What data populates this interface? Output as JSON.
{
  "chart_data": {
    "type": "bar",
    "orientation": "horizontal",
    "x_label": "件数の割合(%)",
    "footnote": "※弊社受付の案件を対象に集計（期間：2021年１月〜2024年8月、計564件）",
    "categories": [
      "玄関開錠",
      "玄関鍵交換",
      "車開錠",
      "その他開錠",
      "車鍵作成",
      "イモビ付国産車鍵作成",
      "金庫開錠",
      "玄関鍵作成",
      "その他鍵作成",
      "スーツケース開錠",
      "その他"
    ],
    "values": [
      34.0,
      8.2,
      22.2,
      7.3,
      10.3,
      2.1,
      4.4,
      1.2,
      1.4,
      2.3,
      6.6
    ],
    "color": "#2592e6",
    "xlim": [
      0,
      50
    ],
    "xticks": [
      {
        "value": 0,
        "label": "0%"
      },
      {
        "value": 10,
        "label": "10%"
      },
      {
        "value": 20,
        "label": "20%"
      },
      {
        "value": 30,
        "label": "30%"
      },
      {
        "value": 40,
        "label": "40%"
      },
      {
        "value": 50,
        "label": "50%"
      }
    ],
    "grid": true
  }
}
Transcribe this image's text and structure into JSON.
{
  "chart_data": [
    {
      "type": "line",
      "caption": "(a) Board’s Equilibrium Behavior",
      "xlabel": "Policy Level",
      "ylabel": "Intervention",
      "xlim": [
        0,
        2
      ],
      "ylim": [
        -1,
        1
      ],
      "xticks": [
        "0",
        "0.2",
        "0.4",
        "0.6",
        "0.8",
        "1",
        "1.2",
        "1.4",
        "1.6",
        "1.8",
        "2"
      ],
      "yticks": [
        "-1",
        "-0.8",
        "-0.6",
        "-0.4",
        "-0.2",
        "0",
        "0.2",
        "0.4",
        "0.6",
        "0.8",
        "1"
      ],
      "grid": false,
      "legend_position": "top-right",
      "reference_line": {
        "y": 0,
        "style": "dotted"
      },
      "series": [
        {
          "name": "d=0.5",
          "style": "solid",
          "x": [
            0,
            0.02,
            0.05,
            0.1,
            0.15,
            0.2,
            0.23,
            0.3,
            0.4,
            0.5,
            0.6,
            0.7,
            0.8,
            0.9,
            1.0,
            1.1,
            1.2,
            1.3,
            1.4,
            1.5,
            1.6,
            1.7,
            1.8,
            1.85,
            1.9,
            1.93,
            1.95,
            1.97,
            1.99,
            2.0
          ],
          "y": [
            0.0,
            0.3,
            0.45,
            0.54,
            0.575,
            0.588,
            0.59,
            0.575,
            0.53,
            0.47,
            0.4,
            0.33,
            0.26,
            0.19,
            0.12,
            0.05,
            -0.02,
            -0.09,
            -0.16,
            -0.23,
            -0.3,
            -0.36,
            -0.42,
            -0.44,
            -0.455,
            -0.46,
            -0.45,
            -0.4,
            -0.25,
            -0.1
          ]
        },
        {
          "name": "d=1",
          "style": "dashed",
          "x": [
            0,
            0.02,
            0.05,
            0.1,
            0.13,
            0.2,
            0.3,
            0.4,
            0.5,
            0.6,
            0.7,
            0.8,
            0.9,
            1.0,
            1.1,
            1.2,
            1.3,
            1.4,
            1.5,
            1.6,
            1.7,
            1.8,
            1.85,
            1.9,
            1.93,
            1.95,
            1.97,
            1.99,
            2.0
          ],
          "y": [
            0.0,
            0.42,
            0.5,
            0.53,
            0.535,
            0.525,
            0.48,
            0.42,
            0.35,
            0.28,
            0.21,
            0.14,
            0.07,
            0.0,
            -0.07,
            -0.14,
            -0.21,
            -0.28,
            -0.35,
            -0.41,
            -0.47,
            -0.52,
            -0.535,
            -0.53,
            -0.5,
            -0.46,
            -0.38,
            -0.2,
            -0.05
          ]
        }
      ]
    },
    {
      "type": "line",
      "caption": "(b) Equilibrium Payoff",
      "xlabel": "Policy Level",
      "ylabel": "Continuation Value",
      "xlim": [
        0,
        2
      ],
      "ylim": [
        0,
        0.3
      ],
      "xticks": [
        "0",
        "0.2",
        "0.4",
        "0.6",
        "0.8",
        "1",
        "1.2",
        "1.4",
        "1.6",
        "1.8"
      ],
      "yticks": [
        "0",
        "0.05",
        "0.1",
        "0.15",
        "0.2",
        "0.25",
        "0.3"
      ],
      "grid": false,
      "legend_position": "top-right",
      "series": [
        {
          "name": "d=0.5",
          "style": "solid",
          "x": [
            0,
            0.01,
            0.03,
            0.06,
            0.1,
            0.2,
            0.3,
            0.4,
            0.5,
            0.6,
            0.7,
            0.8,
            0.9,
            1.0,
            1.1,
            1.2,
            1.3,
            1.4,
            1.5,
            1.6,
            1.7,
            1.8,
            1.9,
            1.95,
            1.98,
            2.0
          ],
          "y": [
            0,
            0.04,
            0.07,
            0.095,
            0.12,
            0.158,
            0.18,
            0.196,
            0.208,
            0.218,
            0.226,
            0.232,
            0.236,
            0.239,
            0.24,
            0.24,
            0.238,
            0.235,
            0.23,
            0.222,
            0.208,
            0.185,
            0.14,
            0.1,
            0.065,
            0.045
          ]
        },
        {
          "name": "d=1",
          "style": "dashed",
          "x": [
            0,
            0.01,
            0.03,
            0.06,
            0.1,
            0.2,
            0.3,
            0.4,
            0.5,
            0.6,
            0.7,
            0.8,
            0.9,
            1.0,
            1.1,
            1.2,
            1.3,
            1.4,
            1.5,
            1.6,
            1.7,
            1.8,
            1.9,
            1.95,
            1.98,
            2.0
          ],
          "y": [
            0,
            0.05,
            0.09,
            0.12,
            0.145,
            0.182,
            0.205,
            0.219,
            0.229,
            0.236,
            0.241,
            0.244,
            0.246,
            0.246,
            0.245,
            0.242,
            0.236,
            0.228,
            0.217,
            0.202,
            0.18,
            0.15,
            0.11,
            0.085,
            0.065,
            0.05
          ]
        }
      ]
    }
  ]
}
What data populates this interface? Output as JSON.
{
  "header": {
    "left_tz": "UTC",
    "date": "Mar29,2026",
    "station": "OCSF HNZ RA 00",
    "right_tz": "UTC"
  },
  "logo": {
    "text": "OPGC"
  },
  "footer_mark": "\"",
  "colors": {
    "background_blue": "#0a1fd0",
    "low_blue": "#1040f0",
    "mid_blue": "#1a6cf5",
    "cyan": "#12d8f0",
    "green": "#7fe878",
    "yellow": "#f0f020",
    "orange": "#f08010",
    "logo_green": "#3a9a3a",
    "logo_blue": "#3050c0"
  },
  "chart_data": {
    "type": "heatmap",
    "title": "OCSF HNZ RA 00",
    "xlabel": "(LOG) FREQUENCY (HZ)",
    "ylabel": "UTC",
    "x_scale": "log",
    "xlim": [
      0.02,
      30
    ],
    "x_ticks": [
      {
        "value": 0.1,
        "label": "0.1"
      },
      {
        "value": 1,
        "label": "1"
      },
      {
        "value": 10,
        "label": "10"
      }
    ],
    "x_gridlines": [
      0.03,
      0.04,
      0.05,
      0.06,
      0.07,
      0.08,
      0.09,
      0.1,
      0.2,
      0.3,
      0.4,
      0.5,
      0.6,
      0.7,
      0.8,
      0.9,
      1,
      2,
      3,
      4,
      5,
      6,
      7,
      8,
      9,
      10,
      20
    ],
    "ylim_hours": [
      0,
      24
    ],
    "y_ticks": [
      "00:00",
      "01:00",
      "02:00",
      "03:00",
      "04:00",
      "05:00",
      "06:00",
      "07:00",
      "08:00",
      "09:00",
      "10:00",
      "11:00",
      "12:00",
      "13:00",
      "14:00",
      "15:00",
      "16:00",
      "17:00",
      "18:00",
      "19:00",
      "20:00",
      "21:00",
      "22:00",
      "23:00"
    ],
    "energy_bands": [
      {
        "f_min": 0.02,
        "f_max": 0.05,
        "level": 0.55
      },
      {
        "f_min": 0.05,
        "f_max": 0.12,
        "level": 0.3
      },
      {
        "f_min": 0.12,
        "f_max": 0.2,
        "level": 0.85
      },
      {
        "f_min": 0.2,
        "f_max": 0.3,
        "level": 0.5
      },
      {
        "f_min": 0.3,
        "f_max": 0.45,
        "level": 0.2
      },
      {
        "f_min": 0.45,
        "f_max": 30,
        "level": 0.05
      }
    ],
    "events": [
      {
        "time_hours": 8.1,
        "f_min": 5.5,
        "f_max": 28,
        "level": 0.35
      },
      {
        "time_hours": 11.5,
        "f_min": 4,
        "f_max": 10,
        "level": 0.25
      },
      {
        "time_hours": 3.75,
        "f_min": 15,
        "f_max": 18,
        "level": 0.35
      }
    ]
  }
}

_ _ _ _ _ _ _

• **What the task requires**:
Pick out every line above that contains the word "text" and copy it.

• **Exercise solution**:
Transcribe this image's text and structure into JSON.
    "text": "OPGC"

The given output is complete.